- [EXERCISE BRIEF]:
Work out how many lines include "billion" and answer with that number only.

--- begin ---

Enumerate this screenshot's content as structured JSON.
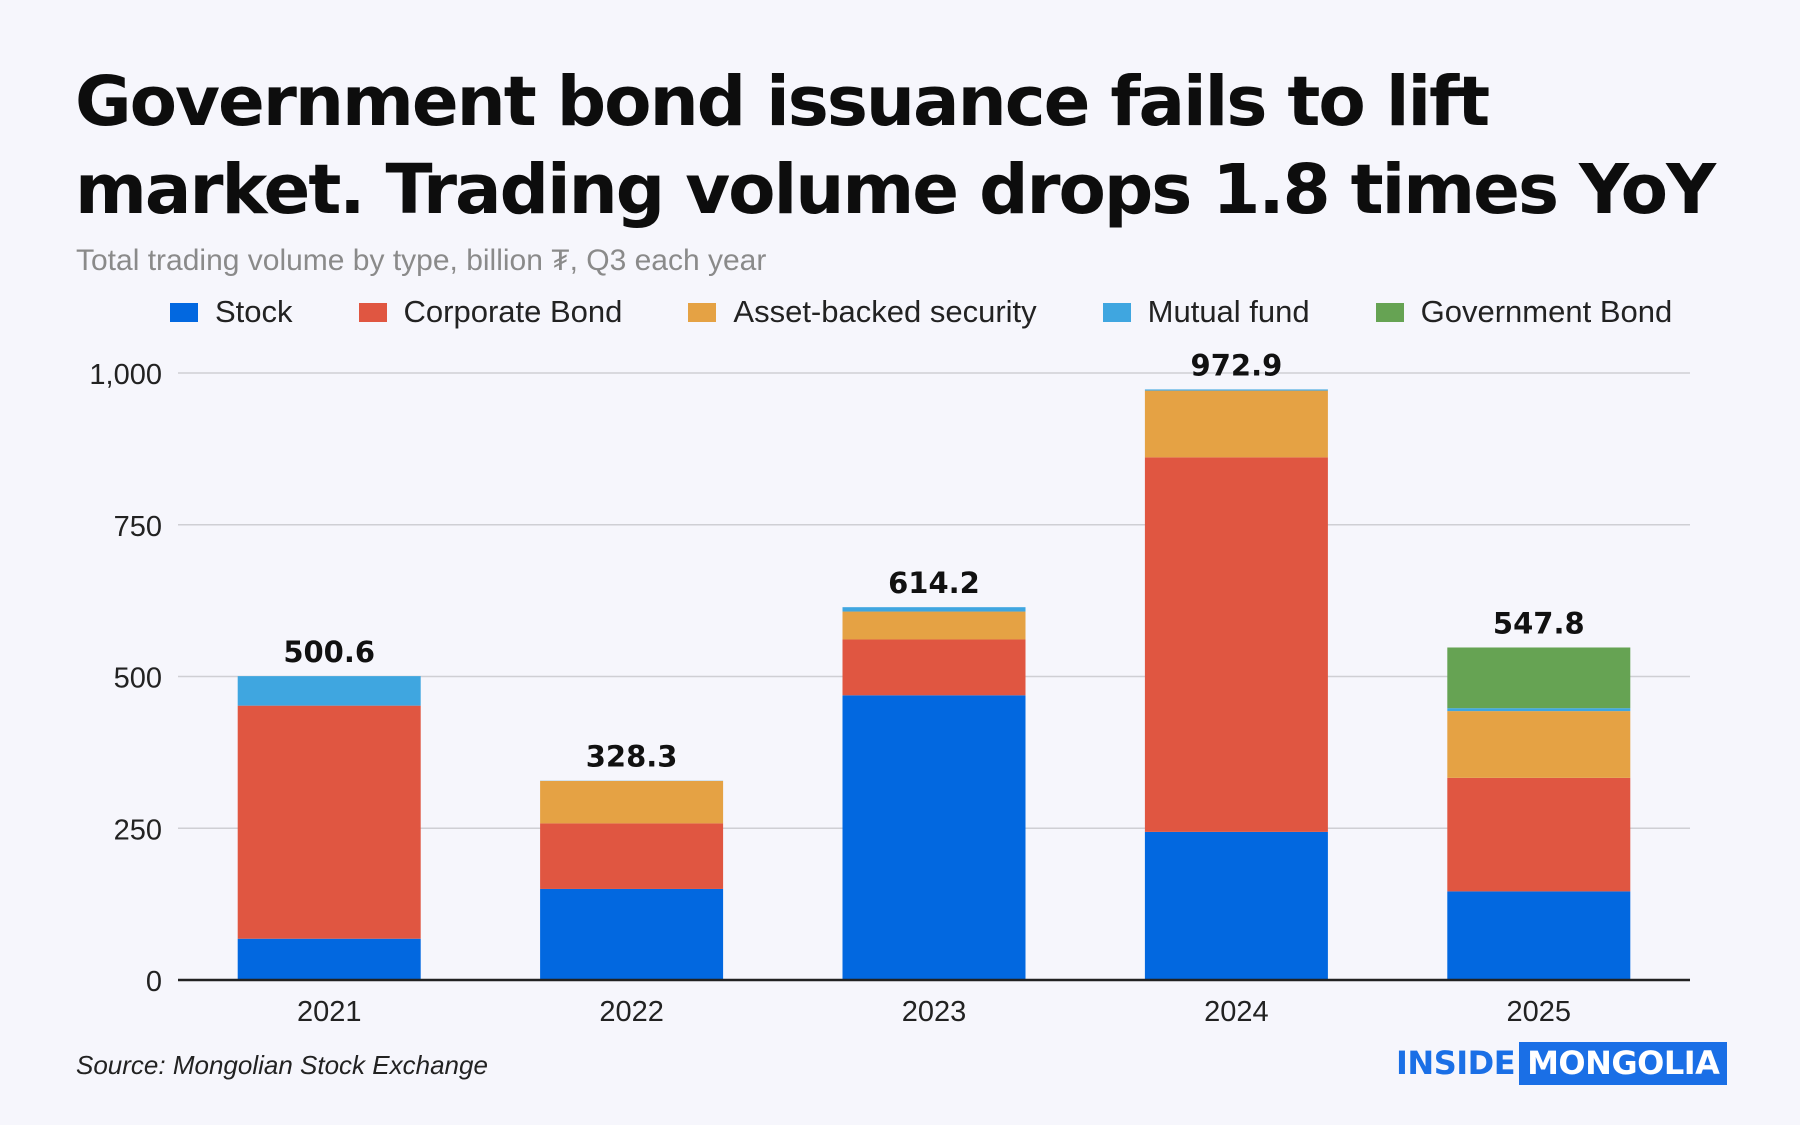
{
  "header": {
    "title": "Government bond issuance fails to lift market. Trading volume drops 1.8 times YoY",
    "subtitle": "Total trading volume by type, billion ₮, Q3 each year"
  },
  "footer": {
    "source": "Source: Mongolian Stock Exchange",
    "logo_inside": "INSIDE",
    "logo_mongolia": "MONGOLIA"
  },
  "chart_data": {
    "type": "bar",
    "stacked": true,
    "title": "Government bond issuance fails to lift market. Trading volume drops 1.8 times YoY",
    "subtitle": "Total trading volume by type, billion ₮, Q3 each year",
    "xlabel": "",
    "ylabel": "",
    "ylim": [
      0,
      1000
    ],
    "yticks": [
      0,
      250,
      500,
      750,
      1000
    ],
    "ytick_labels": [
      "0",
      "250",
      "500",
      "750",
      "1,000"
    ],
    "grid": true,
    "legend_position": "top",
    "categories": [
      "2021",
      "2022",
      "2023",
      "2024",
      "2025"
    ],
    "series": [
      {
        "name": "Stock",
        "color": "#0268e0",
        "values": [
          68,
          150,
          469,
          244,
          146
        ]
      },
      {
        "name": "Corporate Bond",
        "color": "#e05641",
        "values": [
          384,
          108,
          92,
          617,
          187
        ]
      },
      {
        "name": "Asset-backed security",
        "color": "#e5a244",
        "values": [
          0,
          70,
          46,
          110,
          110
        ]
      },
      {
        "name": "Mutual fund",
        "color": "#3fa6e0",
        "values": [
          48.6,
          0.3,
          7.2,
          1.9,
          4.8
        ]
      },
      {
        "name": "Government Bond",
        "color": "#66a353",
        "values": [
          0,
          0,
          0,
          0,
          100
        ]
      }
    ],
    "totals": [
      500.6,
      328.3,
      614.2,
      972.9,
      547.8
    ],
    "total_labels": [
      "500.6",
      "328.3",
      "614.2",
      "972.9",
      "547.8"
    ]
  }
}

--- end ---
--- begin ---

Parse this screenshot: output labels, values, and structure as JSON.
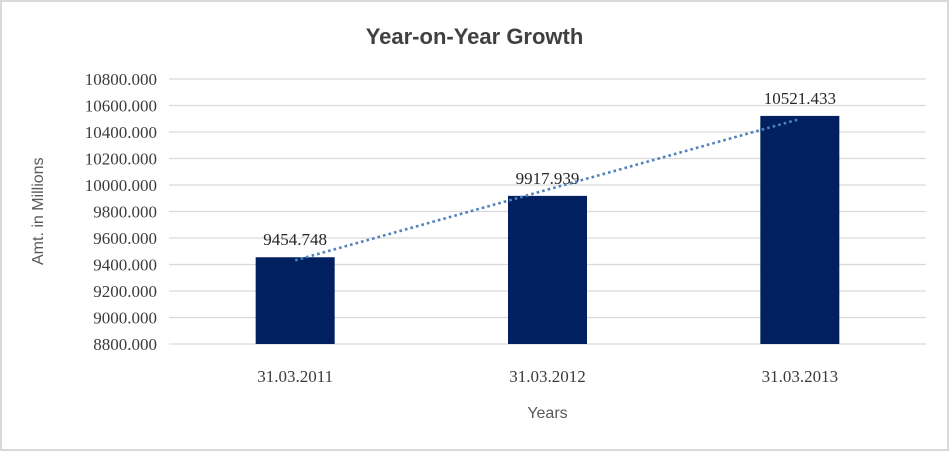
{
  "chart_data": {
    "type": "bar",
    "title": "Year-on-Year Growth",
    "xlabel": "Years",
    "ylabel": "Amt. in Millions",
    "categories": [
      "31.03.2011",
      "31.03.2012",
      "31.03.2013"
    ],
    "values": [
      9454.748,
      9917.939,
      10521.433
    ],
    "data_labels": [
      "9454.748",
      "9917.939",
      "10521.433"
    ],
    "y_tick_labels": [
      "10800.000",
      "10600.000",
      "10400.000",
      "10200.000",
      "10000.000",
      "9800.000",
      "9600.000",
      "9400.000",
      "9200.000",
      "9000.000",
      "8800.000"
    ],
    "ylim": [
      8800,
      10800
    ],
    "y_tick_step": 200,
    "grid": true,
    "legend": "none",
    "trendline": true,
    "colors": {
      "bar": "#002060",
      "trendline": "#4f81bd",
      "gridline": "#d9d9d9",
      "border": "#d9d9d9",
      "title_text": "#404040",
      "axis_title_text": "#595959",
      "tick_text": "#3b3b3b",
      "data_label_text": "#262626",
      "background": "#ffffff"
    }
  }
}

--- end ---
--- begin ---

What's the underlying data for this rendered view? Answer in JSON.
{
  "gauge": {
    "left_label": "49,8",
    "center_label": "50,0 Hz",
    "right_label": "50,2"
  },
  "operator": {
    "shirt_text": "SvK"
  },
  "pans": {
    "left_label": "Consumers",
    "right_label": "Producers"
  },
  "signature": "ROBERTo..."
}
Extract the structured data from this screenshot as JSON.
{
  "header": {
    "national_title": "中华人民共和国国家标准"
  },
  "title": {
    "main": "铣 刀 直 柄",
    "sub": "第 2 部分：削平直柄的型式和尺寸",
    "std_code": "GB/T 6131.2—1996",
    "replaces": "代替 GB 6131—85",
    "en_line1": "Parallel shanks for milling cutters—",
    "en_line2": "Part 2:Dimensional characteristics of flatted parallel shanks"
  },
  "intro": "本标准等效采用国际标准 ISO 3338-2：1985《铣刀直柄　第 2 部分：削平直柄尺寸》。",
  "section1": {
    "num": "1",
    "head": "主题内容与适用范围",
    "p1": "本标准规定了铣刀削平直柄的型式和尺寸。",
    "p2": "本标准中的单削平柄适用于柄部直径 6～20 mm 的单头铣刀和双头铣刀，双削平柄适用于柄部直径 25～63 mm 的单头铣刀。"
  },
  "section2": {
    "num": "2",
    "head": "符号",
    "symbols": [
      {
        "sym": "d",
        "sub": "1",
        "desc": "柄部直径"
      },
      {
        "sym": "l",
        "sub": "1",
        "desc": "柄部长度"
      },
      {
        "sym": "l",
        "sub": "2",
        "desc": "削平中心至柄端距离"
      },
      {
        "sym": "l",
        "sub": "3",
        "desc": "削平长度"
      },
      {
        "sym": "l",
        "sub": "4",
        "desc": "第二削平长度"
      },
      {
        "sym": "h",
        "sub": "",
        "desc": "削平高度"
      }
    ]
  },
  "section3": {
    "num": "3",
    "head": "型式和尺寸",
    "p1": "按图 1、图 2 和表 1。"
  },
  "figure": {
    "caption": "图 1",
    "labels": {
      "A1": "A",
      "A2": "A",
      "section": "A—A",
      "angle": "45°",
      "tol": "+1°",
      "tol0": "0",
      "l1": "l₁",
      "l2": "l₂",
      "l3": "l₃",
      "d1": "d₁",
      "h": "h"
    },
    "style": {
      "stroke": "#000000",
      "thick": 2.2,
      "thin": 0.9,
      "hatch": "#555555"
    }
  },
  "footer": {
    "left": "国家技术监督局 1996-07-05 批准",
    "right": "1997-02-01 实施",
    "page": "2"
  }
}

--- end ---

- [COMPLETED TASK]:
2